• Source data:
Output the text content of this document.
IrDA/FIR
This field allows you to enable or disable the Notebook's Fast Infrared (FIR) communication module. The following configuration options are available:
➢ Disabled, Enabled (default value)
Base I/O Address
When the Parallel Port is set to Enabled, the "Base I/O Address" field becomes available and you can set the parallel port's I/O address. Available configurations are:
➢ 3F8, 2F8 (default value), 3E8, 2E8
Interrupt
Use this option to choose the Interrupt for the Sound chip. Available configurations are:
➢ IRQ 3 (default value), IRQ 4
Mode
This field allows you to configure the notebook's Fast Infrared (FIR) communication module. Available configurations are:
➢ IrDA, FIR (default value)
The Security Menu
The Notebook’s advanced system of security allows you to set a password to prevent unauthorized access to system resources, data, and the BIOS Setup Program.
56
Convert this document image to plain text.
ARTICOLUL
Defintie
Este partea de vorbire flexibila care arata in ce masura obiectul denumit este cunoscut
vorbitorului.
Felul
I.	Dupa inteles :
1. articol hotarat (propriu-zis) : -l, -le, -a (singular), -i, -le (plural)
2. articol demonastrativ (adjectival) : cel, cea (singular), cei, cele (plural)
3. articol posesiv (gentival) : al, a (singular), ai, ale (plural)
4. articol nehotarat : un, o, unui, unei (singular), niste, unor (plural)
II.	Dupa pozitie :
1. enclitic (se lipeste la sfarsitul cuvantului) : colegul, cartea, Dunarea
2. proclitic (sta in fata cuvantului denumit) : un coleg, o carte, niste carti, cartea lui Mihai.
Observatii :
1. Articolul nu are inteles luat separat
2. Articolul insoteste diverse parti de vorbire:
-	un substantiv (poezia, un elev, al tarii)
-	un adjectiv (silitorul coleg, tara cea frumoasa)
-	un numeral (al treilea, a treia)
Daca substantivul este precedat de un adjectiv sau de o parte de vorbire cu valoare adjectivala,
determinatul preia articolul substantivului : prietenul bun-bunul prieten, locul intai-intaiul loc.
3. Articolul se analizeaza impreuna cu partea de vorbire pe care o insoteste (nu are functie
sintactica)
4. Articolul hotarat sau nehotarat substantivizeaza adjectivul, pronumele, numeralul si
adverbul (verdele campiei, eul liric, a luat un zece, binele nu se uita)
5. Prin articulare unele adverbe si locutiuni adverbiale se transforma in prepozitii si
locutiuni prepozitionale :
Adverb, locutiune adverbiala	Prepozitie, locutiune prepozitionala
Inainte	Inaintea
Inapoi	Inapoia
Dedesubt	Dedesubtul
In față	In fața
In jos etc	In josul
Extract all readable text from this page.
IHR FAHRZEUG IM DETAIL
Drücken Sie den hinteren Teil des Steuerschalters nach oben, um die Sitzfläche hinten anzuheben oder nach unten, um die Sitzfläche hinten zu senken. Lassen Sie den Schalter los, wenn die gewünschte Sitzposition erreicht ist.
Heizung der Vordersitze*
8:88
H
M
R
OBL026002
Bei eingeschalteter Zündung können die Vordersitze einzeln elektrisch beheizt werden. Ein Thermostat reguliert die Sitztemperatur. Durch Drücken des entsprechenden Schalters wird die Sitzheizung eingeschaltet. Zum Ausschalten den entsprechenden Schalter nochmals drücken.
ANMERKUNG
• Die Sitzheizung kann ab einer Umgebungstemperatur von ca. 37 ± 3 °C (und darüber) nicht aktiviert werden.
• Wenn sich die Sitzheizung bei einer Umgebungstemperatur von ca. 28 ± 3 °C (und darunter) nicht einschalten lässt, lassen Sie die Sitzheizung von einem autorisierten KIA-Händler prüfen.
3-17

• Requirement: Your task is to give the records above again, exactly.

• Finished exercise:
Output the text content of this document.
IrDA/FIR
This field allows you to enable or disable the Notebook's Fast Infrared (FIR) communication module. The following configuration options are available:
➢ Disabled, Enabled (default value)
Base I/O Address
When the Parallel Port is set to Enabled, the "Base I/O Address" field becomes available and you can set the parallel port's I/O address. Available configurations are:
➢ 3F8, 2F8 (default value), 3E8, 2E8
Interrupt
Use this option to choose the Interrupt for the Sound chip. Available configurations are:
➢ IRQ 3 (default value), IRQ 4
Mode
This field allows you to configure the notebook's Fast Infrared (FIR) communication module. Available configurations are:
➢ IrDA, FIR (default value)
The Security Menu
The Notebook’s advanced system of security allows you to set a password to prevent unauthorized access to system resources, data, and the BIOS Setup Program.
56
Convert this document image to plain text.
ARTICOLUL
Defintie
Este partea de vorbire flexibila care arata in ce masura obiectul denumit este cunoscut
vorbitorului.
Felul
I.	Dupa inteles :
1. articol hotarat (propriu-zis) : -l, -le, -a (singular), -i, -le (plural)
2. articol demonastrativ (adjectival) : cel, cea (singular), cei, cele (plural)
3. articol posesiv (gentival) : al, a (singular), ai, ale (plural)
4. articol nehotarat : un, o, unui, unei (singular), niste, unor (plural)
II.	Dupa pozitie :
1. enclitic (se lipeste la sfarsitul cuvantului) : colegul, cartea, Dunarea
2. proclitic (sta in fata cuvantului denumit) : un coleg, o carte, niste carti, cartea lui Mihai.
Observatii :
1. Articolul nu are inteles luat separat
2. Articolul insoteste diverse parti de vorbire:
-	un substantiv (poezia, un elev, al tarii)
-	un adjectiv (silitorul coleg, tara cea frumoasa)
-	un numeral (al treilea, a treia)
Daca substantivul este precedat de un adjectiv sau de o parte de vorbire cu valoare adjectivala,
determinatul preia articolul substantivului : prietenul bun-bunul prieten, locul intai-intaiul loc.
3. Articolul se analizeaza impreuna cu partea de vorbire pe care o insoteste (nu are functie
sintactica)
4. Articolul hotarat sau nehotarat substantivizeaza adjectivul, pronumele, numeralul si
adverbul (verdele campiei, eul liric, a luat un zece, binele nu se uita)
5. Prin articulare unele adverbe si locutiuni adverbiale se transforma in prepozitii si
locutiuni prepozitionale :
Adverb, locutiune adverbiala	Prepozitie, locutiune prepozitionala
Inainte	Inaintea
Inapoi	Inapoia
Dedesubt	Dedesubtul
In față	In fața
In jos etc	In josul
Extract all readable text from this page.
IHR FAHRZEUG IM DETAIL
Drücken Sie den hinteren Teil des Steuerschalters nach oben, um die Sitzfläche hinten anzuheben oder nach unten, um die Sitzfläche hinten zu senken. Lassen Sie den Schalter los, wenn die gewünschte Sitzposition erreicht ist.
Heizung der Vordersitze*
8:88
H
M
R
OBL026002
Bei eingeschalteter Zündung können die Vordersitze einzeln elektrisch beheizt werden. Ein Thermostat reguliert die Sitztemperatur. Durch Drücken des entsprechenden Schalters wird die Sitzheizung eingeschaltet. Zum Ausschalten den entsprechenden Schalter nochmals drücken.
ANMERKUNG
• Die Sitzheizung kann ab einer Umgebungstemperatur von ca. 37 ± 3 °C (und darüber) nicht aktiviert werden.
• Wenn sich die Sitzheizung bei einer Umgebungstemperatur von ca. 28 ± 3 °C (und darunter) nicht einschalten lässt, lassen Sie die Sitzheizung von einem autorisierten KIA-Händler prüfen.
3-17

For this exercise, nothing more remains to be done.